Exercise brief —
Those lines of the records that contain "neurophysin" are to be located and copied.

(Figure record extracts)
+++
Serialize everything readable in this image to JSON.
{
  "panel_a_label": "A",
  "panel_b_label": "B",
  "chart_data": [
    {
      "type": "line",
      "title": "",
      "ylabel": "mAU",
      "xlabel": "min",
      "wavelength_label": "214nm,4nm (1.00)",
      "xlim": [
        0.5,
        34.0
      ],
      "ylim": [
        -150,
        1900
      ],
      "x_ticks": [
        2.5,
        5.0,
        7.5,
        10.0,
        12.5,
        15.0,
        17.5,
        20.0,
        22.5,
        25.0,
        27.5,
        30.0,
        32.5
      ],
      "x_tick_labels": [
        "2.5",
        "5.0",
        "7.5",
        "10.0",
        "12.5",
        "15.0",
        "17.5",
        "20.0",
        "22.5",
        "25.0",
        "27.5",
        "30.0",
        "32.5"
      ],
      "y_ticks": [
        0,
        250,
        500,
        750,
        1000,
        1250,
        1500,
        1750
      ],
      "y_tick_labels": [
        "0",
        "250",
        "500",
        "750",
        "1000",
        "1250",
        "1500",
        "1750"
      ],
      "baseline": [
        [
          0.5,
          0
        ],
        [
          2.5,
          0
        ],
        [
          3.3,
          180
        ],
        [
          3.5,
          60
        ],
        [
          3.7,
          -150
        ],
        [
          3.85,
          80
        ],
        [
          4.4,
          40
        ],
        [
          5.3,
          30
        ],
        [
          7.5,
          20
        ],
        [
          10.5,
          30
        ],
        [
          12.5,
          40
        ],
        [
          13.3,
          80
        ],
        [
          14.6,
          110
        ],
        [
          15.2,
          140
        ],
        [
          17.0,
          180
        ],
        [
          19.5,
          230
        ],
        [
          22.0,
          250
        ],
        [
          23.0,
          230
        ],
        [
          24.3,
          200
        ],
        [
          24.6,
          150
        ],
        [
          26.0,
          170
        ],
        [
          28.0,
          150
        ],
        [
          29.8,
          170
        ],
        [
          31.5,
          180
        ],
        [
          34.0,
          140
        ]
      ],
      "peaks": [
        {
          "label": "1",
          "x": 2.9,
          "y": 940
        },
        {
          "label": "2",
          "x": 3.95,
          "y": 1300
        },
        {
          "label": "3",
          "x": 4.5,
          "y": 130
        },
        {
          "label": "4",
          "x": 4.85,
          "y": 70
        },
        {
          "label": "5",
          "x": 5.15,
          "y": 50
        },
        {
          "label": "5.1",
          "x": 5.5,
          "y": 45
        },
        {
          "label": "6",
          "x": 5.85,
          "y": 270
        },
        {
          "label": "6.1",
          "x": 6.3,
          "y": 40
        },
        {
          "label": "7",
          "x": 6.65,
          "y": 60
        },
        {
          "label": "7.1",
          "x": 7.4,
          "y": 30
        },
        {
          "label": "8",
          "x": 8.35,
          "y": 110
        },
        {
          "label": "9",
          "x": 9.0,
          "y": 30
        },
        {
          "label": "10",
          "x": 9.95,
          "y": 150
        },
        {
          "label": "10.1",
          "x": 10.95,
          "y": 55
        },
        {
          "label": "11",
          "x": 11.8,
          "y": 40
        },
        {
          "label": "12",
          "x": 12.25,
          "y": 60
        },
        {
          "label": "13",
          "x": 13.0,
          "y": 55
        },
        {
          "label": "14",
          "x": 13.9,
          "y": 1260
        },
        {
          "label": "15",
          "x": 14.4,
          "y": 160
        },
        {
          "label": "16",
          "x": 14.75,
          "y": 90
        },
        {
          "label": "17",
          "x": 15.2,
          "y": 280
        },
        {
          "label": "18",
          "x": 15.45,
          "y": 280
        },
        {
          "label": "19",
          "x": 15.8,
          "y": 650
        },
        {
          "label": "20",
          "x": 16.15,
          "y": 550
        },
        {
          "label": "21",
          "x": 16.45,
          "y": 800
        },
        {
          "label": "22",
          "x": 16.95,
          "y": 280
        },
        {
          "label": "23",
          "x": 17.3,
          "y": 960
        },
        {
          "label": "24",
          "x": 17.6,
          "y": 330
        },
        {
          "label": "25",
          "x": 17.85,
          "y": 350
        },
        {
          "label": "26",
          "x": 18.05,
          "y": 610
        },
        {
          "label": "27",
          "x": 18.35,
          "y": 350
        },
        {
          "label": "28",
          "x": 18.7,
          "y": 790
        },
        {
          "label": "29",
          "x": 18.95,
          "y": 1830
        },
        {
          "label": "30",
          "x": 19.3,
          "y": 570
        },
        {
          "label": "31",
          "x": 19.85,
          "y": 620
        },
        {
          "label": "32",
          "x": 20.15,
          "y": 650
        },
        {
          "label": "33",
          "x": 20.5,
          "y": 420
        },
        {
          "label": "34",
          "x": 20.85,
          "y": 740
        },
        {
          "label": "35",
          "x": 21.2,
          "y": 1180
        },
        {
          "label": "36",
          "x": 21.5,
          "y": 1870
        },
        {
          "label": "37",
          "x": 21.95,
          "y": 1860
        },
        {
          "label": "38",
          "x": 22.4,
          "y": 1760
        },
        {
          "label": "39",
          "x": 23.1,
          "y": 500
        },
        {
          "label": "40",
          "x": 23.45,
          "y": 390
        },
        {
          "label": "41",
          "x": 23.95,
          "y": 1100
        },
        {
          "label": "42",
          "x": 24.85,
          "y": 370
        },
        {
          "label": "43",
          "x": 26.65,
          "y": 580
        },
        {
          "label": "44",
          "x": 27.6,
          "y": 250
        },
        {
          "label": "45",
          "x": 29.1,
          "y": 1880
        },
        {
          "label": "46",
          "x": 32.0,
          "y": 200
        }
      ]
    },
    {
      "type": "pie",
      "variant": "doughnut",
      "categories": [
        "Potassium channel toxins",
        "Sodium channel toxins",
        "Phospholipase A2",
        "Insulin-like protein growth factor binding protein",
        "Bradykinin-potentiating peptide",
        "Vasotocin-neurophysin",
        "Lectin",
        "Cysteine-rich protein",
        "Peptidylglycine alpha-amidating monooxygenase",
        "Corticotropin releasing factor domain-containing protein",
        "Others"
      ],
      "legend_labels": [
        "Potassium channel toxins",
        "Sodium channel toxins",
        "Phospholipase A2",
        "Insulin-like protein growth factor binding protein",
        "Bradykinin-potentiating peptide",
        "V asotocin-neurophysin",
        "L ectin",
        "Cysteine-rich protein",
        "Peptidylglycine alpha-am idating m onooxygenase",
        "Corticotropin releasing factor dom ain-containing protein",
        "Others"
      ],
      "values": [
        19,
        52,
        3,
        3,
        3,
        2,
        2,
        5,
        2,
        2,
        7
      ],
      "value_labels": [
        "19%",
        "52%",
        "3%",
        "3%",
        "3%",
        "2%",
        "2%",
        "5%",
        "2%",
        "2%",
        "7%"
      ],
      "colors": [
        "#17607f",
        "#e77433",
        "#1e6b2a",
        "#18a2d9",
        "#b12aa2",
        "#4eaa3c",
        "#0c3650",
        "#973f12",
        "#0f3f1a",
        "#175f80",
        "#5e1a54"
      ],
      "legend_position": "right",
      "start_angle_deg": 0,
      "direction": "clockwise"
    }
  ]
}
+++
Answer section —
        "Vasotocin-neurophysin",
        "V asotocin-neurophysin",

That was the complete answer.